> **Records shown**
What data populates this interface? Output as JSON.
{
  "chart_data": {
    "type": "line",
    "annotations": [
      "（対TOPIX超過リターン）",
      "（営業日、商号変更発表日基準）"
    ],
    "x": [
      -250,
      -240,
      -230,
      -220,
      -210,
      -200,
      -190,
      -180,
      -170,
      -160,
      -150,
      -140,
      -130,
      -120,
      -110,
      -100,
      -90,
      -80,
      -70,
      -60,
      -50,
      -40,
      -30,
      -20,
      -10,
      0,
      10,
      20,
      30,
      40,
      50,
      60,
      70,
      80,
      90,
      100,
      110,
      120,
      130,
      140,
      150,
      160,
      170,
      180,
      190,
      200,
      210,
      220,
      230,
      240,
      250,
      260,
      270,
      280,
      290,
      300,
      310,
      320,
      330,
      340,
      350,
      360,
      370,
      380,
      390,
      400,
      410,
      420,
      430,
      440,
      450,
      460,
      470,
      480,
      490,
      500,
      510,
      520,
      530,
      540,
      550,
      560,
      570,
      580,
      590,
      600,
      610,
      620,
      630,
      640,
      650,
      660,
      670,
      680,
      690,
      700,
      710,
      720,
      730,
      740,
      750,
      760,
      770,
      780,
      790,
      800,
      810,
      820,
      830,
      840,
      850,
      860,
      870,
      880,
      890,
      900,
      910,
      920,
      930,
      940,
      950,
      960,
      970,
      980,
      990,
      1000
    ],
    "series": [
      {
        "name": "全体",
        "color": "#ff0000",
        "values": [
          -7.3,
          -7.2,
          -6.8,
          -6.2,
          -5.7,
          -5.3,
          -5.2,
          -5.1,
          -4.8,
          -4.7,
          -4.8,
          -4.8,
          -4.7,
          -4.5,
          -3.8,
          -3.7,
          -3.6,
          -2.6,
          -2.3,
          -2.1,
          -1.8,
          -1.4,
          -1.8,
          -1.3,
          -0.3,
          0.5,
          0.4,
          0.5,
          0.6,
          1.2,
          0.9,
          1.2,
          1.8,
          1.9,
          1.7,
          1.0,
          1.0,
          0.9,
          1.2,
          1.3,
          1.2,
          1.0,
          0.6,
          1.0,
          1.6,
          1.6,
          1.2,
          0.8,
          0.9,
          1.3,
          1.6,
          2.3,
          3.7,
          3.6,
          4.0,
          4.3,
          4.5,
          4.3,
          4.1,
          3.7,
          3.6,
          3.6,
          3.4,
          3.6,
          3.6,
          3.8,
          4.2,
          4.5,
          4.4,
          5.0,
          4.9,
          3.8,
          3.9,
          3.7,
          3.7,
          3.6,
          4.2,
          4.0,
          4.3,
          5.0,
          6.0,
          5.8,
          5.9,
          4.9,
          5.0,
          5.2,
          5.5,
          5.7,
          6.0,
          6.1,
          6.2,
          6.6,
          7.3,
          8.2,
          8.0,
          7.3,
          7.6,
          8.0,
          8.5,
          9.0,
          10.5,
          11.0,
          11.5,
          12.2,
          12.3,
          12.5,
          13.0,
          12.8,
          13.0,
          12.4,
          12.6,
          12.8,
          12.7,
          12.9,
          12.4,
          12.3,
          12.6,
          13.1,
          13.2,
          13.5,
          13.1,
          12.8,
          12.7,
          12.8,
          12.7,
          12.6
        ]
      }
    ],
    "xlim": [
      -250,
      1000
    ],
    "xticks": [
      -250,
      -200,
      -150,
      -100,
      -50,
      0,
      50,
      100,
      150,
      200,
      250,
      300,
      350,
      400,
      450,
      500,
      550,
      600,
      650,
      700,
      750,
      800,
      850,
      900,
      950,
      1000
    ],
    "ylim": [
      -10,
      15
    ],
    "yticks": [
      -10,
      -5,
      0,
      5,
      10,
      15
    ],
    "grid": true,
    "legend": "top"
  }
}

> **What this task involves**
Using the listing above, retype each line exactly.

> **Exercise answer**
What data populates this interface? Output as JSON.
{
  "chart_data": {
    "type": "line",
    "annotations": [
      "（対TOPIX超過リターン）",
      "（営業日、商号変更発表日基準）"
    ],
    "x": [
      -250,
      -240,
      -230,
      -220,
      -210,
      -200,
      -190,
      -180,
      -170,
      -160,
      -150,
      -140,
      -130,
      -120,
      -110,
      -100,
      -90,
      -80,
      -70,
      -60,
      -50,
      -40,
      -30,
      -20,
      -10,
      0,
      10,
      20,
      30,
      40,
      50,
      60,
      70,
      80,
      90,
      100,
      110,
      120,
      130,
      140,
      150,
      160,
      170,
      180,
      190,
      200,
      210,
      220,
      230,
      240,
      250,
      260,
      270,
      280,
      290,
      300,
      310,
      320,
      330,
      340,
      350,
      360,
      370,
      380,
      390,
      400,
      410,
      420,
      430,
      440,
      450,
      460,
      470,
      480,
      490,
      500,
      510,
      520,
      530,
      540,
      550,
      560,
      570,
      580,
      590,
      600,
      610,
      620,
      630,
      640,
      650,
      660,
      670,
      680,
      690,
      700,
      710,
      720,
      730,
      740,
      750,
      760,
      770,
      780,
      790,
      800,
      810,
      820,
      830,
      840,
      850,
      860,
      870,
      880,
      890,
      900,
      910,
      920,
      930,
      940,
      950,
      960,
      970,
      980,
      990,
      1000
    ],
    "series": [
      {
        "name": "全体",
        "color": "#ff0000",
        "values": [
          -7.3,
          -7.2,
          -6.8,
          -6.2,
          -5.7,
          -5.3,
          -5.2,
          -5.1,
          -4.8,
          -4.7,
          -4.8,
          -4.8,
          -4.7,
          -4.5,
          -3.8,
          -3.7,
          -3.6,
          -2.6,
          -2.3,
          -2.1,
          -1.8,
          -1.4,
          -1.8,
          -1.3,
          -0.3,
          0.5,
          0.4,
          0.5,
          0.6,
          1.2,
          0.9,
          1.2,
          1.8,
          1.9,
          1.7,
          1.0,
          1.0,
          0.9,
          1.2,
          1.3,
          1.2,
          1.0,
          0.6,
          1.0,
          1.6,
          1.6,
          1.2,
          0.8,
          0.9,
          1.3,
          1.6,
          2.3,
          3.7,
          3.6,
          4.0,
          4.3,
          4.5,
          4.3,
          4.1,
          3.7,
          3.6,
          3.6,
          3.4,
          3.6,
          3.6,
          3.8,
          4.2,
          4.5,
          4.4,
          5.0,
          4.9,
          3.8,
          3.9,
          3.7,
          3.7,
          3.6,
          4.2,
          4.0,
          4.3,
          5.0,
          6.0,
          5.8,
          5.9,
          4.9,
          5.0,
          5.2,
          5.5,
          5.7,
          6.0,
          6.1,
          6.2,
          6.6,
          7.3,
          8.2,
          8.0,
          7.3,
          7.6,
          8.0,
          8.5,
          9.0,
          10.5,
          11.0,
          11.5,
          12.2,
          12.3,
          12.5,
          13.0,
          12.8,
          13.0,
          12.4,
          12.6,
          12.8,
          12.7,
          12.9,
          12.4,
          12.3,
          12.6,
          13.1,
          13.2,
          13.5,
          13.1,
          12.8,
          12.7,
          12.8,
          12.7,
          12.6
        ]
      }
    ],
    "xlim": [
      -250,
      1000
    ],
    "xticks": [
      -250,
      -200,
      -150,
      -100,
      -50,
      0,
      50,
      100,
      150,
      200,
      250,
      300,
      350,
      400,
      450,
      500,
      550,
      600,
      650,
      700,
      750,
      800,
      850,
      900,
      950,
      1000
    ],
    "ylim": [
      -10,
      15
    ],
    "yticks": [
      -10,
      -5,
      0,
      5,
      10,
      15
    ],
    "grid": true,
    "legend": "top"
  }
}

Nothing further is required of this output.